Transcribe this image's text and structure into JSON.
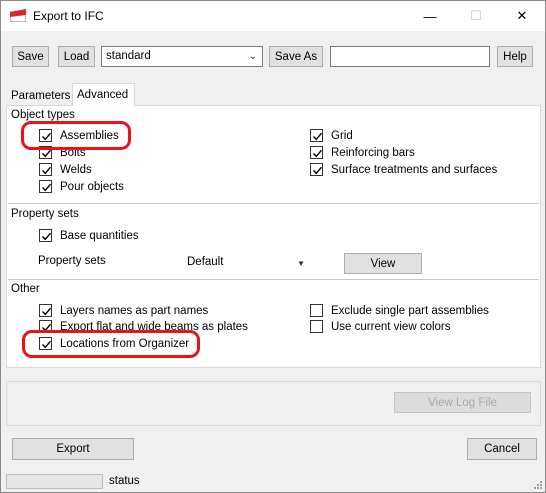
{
  "window": {
    "title": "Export to IFC"
  },
  "toolbar": {
    "save_label": "Save",
    "load_label": "Load",
    "settings_value": "standard",
    "save_as_label": "Save As",
    "save_as_name": "",
    "help_label": "Help"
  },
  "tabs": [
    "Parameters",
    "Advanced"
  ],
  "object_types": {
    "title": "Object types",
    "left": [
      {
        "label": "Assemblies",
        "checked": true
      },
      {
        "label": "Bolts",
        "checked": true
      },
      {
        "label": "Welds",
        "checked": true
      },
      {
        "label": "Pour objects",
        "checked": true
      }
    ],
    "right": [
      {
        "label": "Grid",
        "checked": true
      },
      {
        "label": "Reinforcing bars",
        "checked": true
      },
      {
        "label": "Surface treatments and surfaces",
        "checked": true
      }
    ]
  },
  "property_sets": {
    "title": "Property sets",
    "base_quantities": {
      "label": "Base quantities",
      "checked": true
    },
    "field_label": "Property sets",
    "selected": "Default",
    "view_label": "View"
  },
  "other": {
    "title": "Other",
    "left": [
      {
        "label": "Layers names as part names",
        "checked": true
      },
      {
        "label": "Export flat and wide beams as plates",
        "checked": true
      },
      {
        "label": "Locations from Organizer",
        "checked": true
      }
    ],
    "right": [
      {
        "label": "Exclude single part assemblies",
        "checked": false
      },
      {
        "label": "Use current view colors",
        "checked": false
      }
    ]
  },
  "view_log_label": "View Log File",
  "footer": {
    "export_label": "Export",
    "cancel_label": "Cancel"
  },
  "statusbar": {
    "text": "status"
  },
  "colors": {
    "highlight": "#e8141b",
    "icon_red": "#d8262b"
  }
}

Direction => Write out the material above once more, exactly as it reads, with no pictures.

Solution for this problem =>
Transcribe this image's text and structure into JSON.
{
  "window": {
    "title": "Export to IFC"
  },
  "toolbar": {
    "save_label": "Save",
    "load_label": "Load",
    "settings_value": "standard",
    "save_as_label": "Save As",
    "save_as_name": "",
    "help_label": "Help"
  },
  "tabs": [
    "Parameters",
    "Advanced"
  ],
  "object_types": {
    "title": "Object types",
    "left": [
      {
        "label": "Assemblies",
        "checked": true
      },
      {
        "label": "Bolts",
        "checked": true
      },
      {
        "label": "Welds",
        "checked": true
      },
      {
        "label": "Pour objects",
        "checked": true
      }
    ],
    "right": [
      {
        "label": "Grid",
        "checked": true
      },
      {
        "label": "Reinforcing bars",
        "checked": true
      },
      {
        "label": "Surface treatments and surfaces",
        "checked": true
      }
    ]
  },
  "property_sets": {
    "title": "Property sets",
    "base_quantities": {
      "label": "Base quantities",
      "checked": true
    },
    "field_label": "Property sets",
    "selected": "Default",
    "view_label": "View"
  },
  "other": {
    "title": "Other",
    "left": [
      {
        "label": "Layers names as part names",
        "checked": true
      },
      {
        "label": "Export flat and wide beams as plates",
        "checked": true
      },
      {
        "label": "Locations from Organizer",
        "checked": true
      }
    ],
    "right": [
      {
        "label": "Exclude single part assemblies",
        "checked": false
      },
      {
        "label": "Use current view colors",
        "checked": false
      }
    ]
  },
  "view_log_label": "View Log File",
  "footer": {
    "export_label": "Export",
    "cancel_label": "Cancel"
  },
  "statusbar": {
    "text": "status"
  },
  "colors": {
    "highlight": "#e8141b",
    "icon_red": "#d8262b"
  }
}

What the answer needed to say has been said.